Task brief | Print out each record below, unaltered and complete, without its images.

>> Begin

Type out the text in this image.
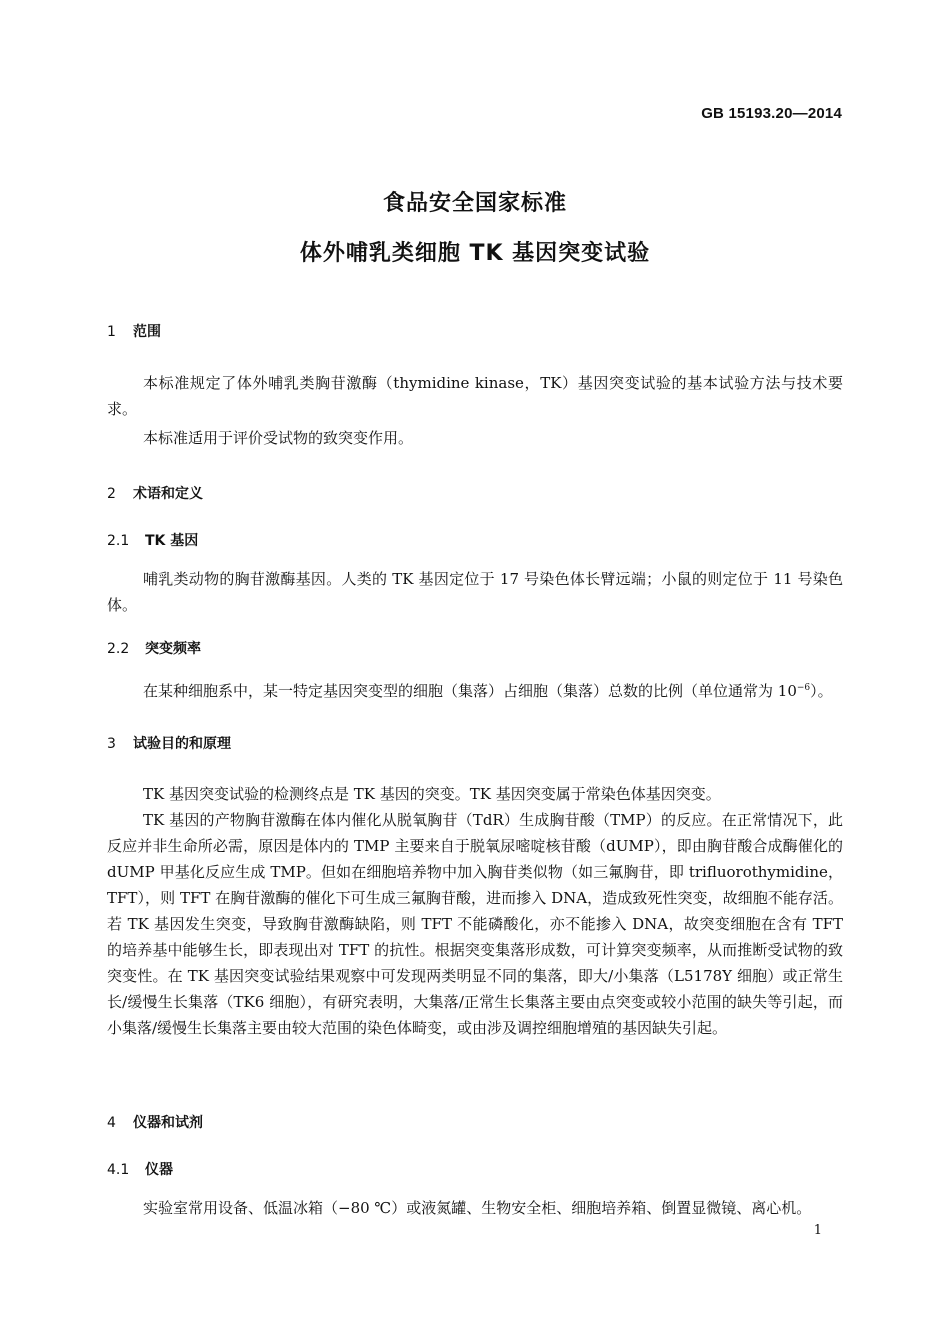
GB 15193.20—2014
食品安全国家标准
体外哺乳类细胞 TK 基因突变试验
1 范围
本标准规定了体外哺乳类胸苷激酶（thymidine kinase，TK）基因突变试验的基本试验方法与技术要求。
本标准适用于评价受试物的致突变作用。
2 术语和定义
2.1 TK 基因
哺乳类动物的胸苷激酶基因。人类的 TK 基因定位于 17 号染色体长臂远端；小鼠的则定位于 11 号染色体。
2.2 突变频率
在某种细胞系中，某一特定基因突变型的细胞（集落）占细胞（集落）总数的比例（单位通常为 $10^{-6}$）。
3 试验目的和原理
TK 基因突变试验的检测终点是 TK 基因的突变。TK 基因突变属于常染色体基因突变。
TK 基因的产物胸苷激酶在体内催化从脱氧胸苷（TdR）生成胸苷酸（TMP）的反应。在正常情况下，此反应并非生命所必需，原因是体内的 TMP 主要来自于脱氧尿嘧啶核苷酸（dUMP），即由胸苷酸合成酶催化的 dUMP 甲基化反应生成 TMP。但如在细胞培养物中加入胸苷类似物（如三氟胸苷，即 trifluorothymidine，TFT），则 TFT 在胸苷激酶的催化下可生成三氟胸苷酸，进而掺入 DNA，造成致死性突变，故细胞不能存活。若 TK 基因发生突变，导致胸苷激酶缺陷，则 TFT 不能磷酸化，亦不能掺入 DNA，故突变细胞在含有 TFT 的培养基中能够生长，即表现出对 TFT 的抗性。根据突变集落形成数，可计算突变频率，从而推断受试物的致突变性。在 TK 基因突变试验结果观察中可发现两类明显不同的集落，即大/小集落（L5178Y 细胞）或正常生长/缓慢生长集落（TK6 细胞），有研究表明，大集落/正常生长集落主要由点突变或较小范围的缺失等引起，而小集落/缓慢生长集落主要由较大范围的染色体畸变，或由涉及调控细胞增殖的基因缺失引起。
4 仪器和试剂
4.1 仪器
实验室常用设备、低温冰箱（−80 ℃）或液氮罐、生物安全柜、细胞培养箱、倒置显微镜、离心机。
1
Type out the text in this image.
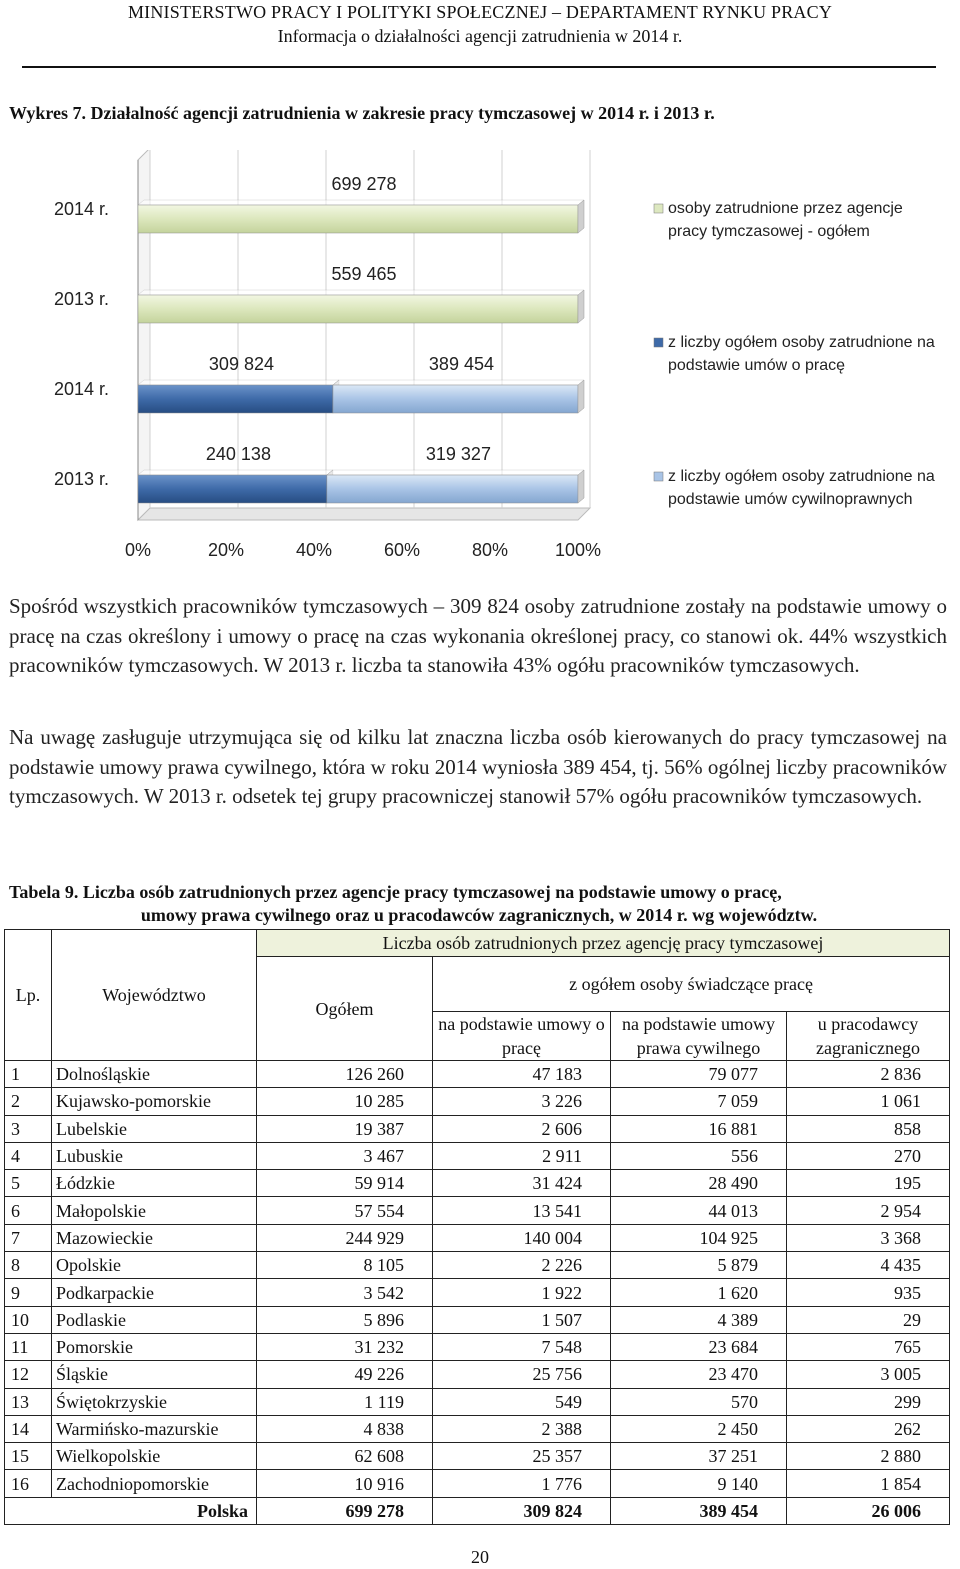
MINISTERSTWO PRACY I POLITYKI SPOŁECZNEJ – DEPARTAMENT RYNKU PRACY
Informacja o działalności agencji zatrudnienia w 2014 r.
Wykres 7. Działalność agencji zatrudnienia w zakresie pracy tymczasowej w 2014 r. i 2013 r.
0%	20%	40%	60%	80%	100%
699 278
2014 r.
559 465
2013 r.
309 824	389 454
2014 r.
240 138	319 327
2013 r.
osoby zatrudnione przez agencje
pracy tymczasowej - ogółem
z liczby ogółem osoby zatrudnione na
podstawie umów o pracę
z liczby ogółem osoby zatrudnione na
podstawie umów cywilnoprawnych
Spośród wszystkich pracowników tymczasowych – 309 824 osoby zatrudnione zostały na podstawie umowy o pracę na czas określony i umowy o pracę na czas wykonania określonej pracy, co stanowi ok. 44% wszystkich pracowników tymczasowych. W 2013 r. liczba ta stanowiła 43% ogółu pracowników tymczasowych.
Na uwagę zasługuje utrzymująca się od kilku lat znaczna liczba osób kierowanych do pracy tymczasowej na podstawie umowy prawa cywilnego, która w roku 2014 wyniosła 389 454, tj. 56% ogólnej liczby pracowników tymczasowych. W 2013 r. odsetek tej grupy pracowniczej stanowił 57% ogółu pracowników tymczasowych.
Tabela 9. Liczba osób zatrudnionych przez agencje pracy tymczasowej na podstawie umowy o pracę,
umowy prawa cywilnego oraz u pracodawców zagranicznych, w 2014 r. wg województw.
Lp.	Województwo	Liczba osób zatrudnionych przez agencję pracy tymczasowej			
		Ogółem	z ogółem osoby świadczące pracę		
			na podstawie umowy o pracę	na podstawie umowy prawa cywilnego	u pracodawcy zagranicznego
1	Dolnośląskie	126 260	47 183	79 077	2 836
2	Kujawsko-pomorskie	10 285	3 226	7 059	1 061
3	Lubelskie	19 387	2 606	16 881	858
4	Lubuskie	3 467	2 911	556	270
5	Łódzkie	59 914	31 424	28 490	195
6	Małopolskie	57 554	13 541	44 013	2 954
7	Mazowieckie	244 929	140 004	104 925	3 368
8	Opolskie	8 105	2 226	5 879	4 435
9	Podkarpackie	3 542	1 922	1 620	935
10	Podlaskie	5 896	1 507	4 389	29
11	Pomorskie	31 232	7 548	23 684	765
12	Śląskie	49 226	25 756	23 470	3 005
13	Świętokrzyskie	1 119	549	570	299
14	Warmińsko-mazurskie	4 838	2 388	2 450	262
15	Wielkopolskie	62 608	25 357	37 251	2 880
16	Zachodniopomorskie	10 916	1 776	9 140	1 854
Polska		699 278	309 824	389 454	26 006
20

>> End

Result |
Type out the text in this image.
GB 15193.20—2014
食品安全国家标准
体外哺乳类细胞 TK 基因突变试验
1 范围
本标准规定了体外哺乳类胸苷激酶（thymidine kinase，TK）基因突变试验的基本试验方法与技术要求。
本标准适用于评价受试物的致突变作用。
2 术语和定义
2.1 TK 基因
哺乳类动物的胸苷激酶基因。人类的 TK 基因定位于 17 号染色体长臂远端；小鼠的则定位于 11 号染色体。
2.2 突变频率
在某种细胞系中，某一特定基因突变型的细胞（集落）占细胞（集落）总数的比例（单位通常为 $10^{-6}$）。
3 试验目的和原理
TK 基因突变试验的检测终点是 TK 基因的突变。TK 基因突变属于常染色体基因突变。
TK 基因的产物胸苷激酶在体内催化从脱氧胸苷（TdR）生成胸苷酸（TMP）的反应。在正常情况下，此反应并非生命所必需，原因是体内的 TMP 主要来自于脱氧尿嘧啶核苷酸（dUMP），即由胸苷酸合成酶催化的 dUMP 甲基化反应生成 TMP。但如在细胞培养物中加入胸苷类似物（如三氟胸苷，即 trifluorothymidine，TFT），则 TFT 在胸苷激酶的催化下可生成三氟胸苷酸，进而掺入 DNA，造成致死性突变，故细胞不能存活。若 TK 基因发生突变，导致胸苷激酶缺陷，则 TFT 不能磷酸化，亦不能掺入 DNA，故突变细胞在含有 TFT 的培养基中能够生长，即表现出对 TFT 的抗性。根据突变集落形成数，可计算突变频率，从而推断受试物的致突变性。在 TK 基因突变试验结果观察中可发现两类明显不同的集落，即大/小集落（L5178Y 细胞）或正常生长/缓慢生长集落（TK6 细胞），有研究表明，大集落/正常生长集落主要由点突变或较小范围的缺失等引起，而小集落/缓慢生长集落主要由较大范围的染色体畸变，或由涉及调控细胞增殖的基因缺失引起。
4 仪器和试剂
4.1 仪器
实验室常用设备、低温冰箱（−80 ℃）或液氮罐、生物安全柜、细胞培养箱、倒置显微镜、离心机。
1
Type out the text in this image.
MINISTERSTWO PRACY I POLITYKI SPOŁECZNEJ – DEPARTAMENT RYNKU PRACY
Informacja o działalności agencji zatrudnienia w 2014 r.
Wykres 7. Działalność agencji zatrudnienia w zakresie pracy tymczasowej w 2014 r. i 2013 r.
0%	20%	40%	60%	80%	100%
699 278
2014 r.
559 465
2013 r.
309 824	389 454
2014 r.
240 138	319 327
2013 r.
osoby zatrudnione przez agencje
pracy tymczasowej - ogółem
z liczby ogółem osoby zatrudnione na
podstawie umów o pracę
z liczby ogółem osoby zatrudnione na
podstawie umów cywilnoprawnych
Spośród wszystkich pracowników tymczasowych – 309 824 osoby zatrudnione zostały na podstawie umowy o pracę na czas określony i umowy o pracę na czas wykonania określonej pracy, co stanowi ok. 44% wszystkich pracowników tymczasowych. W 2013 r. liczba ta stanowiła 43% ogółu pracowników tymczasowych.
Na uwagę zasługuje utrzymująca się od kilku lat znaczna liczba osób kierowanych do pracy tymczasowej na podstawie umowy prawa cywilnego, która w roku 2014 wyniosła 389 454, tj. 56% ogólnej liczby pracowników tymczasowych. W 2013 r. odsetek tej grupy pracowniczej stanowił 57% ogółu pracowników tymczasowych.
Tabela 9. Liczba osób zatrudnionych przez agencje pracy tymczasowej na podstawie umowy o pracę,
umowy prawa cywilnego oraz u pracodawców zagranicznych, w 2014 r. wg województw.
Lp.	Województwo	Liczba osób zatrudnionych przez agencję pracy tymczasowej			
		Ogółem	z ogółem osoby świadczące pracę		
			na podstawie umowy o pracę	na podstawie umowy prawa cywilnego	u pracodawcy zagranicznego
1	Dolnośląskie	126 260	47 183	79 077	2 836
2	Kujawsko-pomorskie	10 285	3 226	7 059	1 061
3	Lubelskie	19 387	2 606	16 881	858
4	Lubuskie	3 467	2 911	556	270
5	Łódzkie	59 914	31 424	28 490	195
6	Małopolskie	57 554	13 541	44 013	2 954
7	Mazowieckie	244 929	140 004	104 925	3 368
8	Opolskie	8 105	2 226	5 879	4 435
9	Podkarpackie	3 542	1 922	1 620	935
10	Podlaskie	5 896	1 507	4 389	29
11	Pomorskie	31 232	7 548	23 684	765
12	Śląskie	49 226	25 756	23 470	3 005
13	Świętokrzyskie	1 119	549	570	299
14	Warmińsko-mazurskie	4 838	2 388	2 450	262
15	Wielkopolskie	62 608	25 357	37 251	2 880
16	Zachodniopomorskie	10 916	1 776	9 140	1 854
Polska		699 278	309 824	389 454	26 006
20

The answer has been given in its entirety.